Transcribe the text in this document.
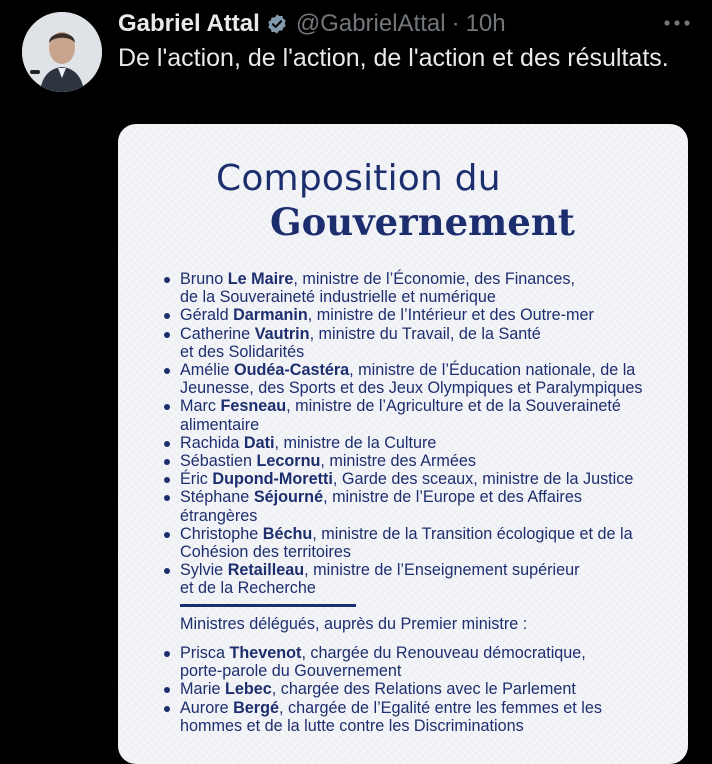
Gabriel Attal @GabrielAttal · 10h
De l'action, de l'action, de l'action et des résultats.
Composition du
Gouvernement
Bruno Le Maire, ministre de l’Économie, des Finances,
de la Souveraineté industrielle et numérique
Gérald Darmanin, ministre de l’Intérieur et des Outre-mer
Catherine Vautrin, ministre du Travail, de la Santé
et des Solidarités
Amélie Oudéa-Castéra, ministre de l’Éducation nationale, de la
Jeunesse, des Sports et des Jeux Olympiques et Paralympiques
Marc Fesneau, ministre de l’Agriculture et de la Souveraineté
alimentaire
Rachida Dati, ministre de la Culture
Sébastien Lecornu, ministre des Armées
Éric Dupond-Moretti, Garde des sceaux, ministre de la Justice
Stéphane Séjourné, ministre de l’Europe et des Affaires
étrangères
Christophe Béchu, ministre de la Transition écologique et de la
Cohésion des territoires
Sylvie Retailleau, ministre de l’Enseignement supérieur
et de la Recherche
Ministres délégués, auprès du Premier ministre :
Prisca Thevenot, chargée du Renouveau démocratique,
porte-parole du Gouvernement
Marie Lebec, chargée des Relations avec le Parlement
Aurore Bergé, chargée de l’Egalité entre les femmes et les
hommes et de la lutte contre les Discriminations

Your task:
List all lines where "chargée" occurs.

Response to the exercise:
Prisca Thevenot, chargée du Renouveau démocratique,
Marie Lebec, chargée des Relations avec le Parlement
Aurore Bergé, chargée de l’Egalité entre les femmes et les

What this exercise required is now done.